- _WRITTEN REQUEST_
Search the records below for the word "left". Pull out each line that has it.

** start RECORDS SHOWN **

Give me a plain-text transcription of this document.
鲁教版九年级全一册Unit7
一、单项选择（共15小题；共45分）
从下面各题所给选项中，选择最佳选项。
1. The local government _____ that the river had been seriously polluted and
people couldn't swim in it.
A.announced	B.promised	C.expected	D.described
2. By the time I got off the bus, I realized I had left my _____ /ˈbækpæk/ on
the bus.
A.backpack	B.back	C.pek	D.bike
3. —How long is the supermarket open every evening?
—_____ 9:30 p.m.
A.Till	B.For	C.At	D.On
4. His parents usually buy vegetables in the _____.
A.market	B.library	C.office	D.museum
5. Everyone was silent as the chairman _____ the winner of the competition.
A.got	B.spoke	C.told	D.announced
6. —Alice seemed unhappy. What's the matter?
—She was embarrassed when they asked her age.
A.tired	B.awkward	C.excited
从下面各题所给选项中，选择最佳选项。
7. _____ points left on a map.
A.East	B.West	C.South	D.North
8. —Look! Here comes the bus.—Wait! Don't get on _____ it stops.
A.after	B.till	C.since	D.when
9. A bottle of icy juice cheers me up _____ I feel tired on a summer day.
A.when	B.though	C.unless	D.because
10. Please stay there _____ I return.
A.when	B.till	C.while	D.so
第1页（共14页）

** end RECORDS SHOWN **

- _FINAL ANSWER_
2. By the time I got off the bus, I realized I had left my _____ /ˈbækpæk/ on
7. _____ points left on a map.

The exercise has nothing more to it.